PROBLEM TO WORK ON: Transcribe each record exactly. Include every one.

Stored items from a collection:
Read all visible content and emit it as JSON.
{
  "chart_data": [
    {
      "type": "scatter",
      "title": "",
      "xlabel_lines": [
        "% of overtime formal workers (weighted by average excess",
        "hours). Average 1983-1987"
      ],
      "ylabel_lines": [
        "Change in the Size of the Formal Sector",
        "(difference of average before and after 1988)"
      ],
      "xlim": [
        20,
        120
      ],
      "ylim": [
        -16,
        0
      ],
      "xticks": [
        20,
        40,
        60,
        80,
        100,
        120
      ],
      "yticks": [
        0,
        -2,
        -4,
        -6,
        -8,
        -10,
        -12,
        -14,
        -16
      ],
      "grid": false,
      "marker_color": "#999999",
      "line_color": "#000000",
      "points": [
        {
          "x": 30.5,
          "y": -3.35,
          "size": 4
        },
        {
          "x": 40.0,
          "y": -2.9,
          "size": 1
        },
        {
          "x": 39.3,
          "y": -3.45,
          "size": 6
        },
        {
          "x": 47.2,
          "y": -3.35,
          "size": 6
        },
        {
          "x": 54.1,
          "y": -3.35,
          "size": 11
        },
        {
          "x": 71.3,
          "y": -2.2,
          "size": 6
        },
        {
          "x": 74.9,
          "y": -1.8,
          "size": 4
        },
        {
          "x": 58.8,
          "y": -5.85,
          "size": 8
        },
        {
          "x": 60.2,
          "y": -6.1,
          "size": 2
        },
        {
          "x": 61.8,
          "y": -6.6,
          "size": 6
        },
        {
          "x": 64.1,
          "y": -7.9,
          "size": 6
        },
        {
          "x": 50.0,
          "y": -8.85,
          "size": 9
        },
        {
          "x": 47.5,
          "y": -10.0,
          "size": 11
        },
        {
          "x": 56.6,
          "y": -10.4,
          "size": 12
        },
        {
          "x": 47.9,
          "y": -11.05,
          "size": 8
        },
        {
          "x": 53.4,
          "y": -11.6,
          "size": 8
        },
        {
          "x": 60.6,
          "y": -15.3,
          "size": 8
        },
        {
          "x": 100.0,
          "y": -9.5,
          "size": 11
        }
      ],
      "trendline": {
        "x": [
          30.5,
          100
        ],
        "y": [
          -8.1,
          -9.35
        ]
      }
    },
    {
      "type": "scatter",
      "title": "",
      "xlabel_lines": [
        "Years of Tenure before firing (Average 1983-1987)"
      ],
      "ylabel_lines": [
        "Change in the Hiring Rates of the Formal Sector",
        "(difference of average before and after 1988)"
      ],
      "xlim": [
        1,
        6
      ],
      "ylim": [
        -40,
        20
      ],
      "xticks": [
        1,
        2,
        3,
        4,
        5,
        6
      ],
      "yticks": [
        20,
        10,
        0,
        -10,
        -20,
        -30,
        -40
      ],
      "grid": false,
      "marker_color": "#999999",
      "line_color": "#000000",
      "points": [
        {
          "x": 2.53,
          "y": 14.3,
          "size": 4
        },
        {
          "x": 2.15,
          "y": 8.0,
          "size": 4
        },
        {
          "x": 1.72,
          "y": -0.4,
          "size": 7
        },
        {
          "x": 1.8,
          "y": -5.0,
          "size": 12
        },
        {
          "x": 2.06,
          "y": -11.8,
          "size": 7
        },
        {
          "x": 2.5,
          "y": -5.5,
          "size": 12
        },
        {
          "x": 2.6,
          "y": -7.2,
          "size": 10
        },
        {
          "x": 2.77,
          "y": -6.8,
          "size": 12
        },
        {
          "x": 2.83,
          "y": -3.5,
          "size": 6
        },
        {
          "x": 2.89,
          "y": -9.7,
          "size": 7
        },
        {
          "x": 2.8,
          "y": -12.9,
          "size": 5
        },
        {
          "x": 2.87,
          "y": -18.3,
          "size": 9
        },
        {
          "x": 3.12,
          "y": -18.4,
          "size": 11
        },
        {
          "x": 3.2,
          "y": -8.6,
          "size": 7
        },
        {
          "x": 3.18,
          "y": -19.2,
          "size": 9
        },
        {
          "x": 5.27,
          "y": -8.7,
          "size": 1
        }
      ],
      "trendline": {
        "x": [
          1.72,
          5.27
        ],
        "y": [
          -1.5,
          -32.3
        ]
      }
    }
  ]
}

SOLVED PROBLEM:
Read all visible content and emit it as JSON.
{
  "chart_data": [
    {
      "type": "scatter",
      "title": "",
      "xlabel_lines": [
        "% of overtime formal workers (weighted by average excess",
        "hours). Average 1983-1987"
      ],
      "ylabel_lines": [
        "Change in the Size of the Formal Sector",
        "(difference of average before and after 1988)"
      ],
      "xlim": [
        20,
        120
      ],
      "ylim": [
        -16,
        0
      ],
      "xticks": [
        20,
        40,
        60,
        80,
        100,
        120
      ],
      "yticks": [
        0,
        -2,
        -4,
        -6,
        -8,
        -10,
        -12,
        -14,
        -16
      ],
      "grid": false,
      "marker_color": "#999999",
      "line_color": "#000000",
      "points": [
        {
          "x": 30.5,
          "y": -3.35,
          "size": 4
        },
        {
          "x": 40.0,
          "y": -2.9,
          "size": 1
        },
        {
          "x": 39.3,
          "y": -3.45,
          "size": 6
        },
        {
          "x": 47.2,
          "y": -3.35,
          "size": 6
        },
        {
          "x": 54.1,
          "y": -3.35,
          "size": 11
        },
        {
          "x": 71.3,
          "y": -2.2,
          "size": 6
        },
        {
          "x": 74.9,
          "y": -1.8,
          "size": 4
        },
        {
          "x": 58.8,
          "y": -5.85,
          "size": 8
        },
        {
          "x": 60.2,
          "y": -6.1,
          "size": 2
        },
        {
          "x": 61.8,
          "y": -6.6,
          "size": 6
        },
        {
          "x": 64.1,
          "y": -7.9,
          "size": 6
        },
        {
          "x": 50.0,
          "y": -8.85,
          "size": 9
        },
        {
          "x": 47.5,
          "y": -10.0,
          "size": 11
        },
        {
          "x": 56.6,
          "y": -10.4,
          "size": 12
        },
        {
          "x": 47.9,
          "y": -11.05,
          "size": 8
        },
        {
          "x": 53.4,
          "y": -11.6,
          "size": 8
        },
        {
          "x": 60.6,
          "y": -15.3,
          "size": 8
        },
        {
          "x": 100.0,
          "y": -9.5,
          "size": 11
        }
      ],
      "trendline": {
        "x": [
          30.5,
          100
        ],
        "y": [
          -8.1,
          -9.35
        ]
      }
    },
    {
      "type": "scatter",
      "title": "",
      "xlabel_lines": [
        "Years of Tenure before firing (Average 1983-1987)"
      ],
      "ylabel_lines": [
        "Change in the Hiring Rates of the Formal Sector",
        "(difference of average before and after 1988)"
      ],
      "xlim": [
        1,
        6
      ],
      "ylim": [
        -40,
        20
      ],
      "xticks": [
        1,
        2,
        3,
        4,
        5,
        6
      ],
      "yticks": [
        20,
        10,
        0,
        -10,
        -20,
        -30,
        -40
      ],
      "grid": false,
      "marker_color": "#999999",
      "line_color": "#000000",
      "points": [
        {
          "x": 2.53,
          "y": 14.3,
          "size": 4
        },
        {
          "x": 2.15,
          "y": 8.0,
          "size": 4
        },
        {
          "x": 1.72,
          "y": -0.4,
          "size": 7
        },
        {
          "x": 1.8,
          "y": -5.0,
          "size": 12
        },
        {
          "x": 2.06,
          "y": -11.8,
          "size": 7
        },
        {
          "x": 2.5,
          "y": -5.5,
          "size": 12
        },
        {
          "x": 2.6,
          "y": -7.2,
          "size": 10
        },
        {
          "x": 2.77,
          "y": -6.8,
          "size": 12
        },
        {
          "x": 2.83,
          "y": -3.5,
          "size": 6
        },
        {
          "x": 2.89,
          "y": -9.7,
          "size": 7
        },
        {
          "x": 2.8,
          "y": -12.9,
          "size": 5
        },
        {
          "x": 2.87,
          "y": -18.3,
          "size": 9
        },
        {
          "x": 3.12,
          "y": -18.4,
          "size": 11
        },
        {
          "x": 3.2,
          "y": -8.6,
          "size": 7
        },
        {
          "x": 3.18,
          "y": -19.2,
          "size": 9
        },
        {
          "x": 5.27,
          "y": -8.7,
          "size": 1
        }
      ],
      "trendline": {
        "x": [
          1.72,
          5.27
        ],
        "y": [
          -1.5,
          -32.3
        ]
      }
    }
  ]
}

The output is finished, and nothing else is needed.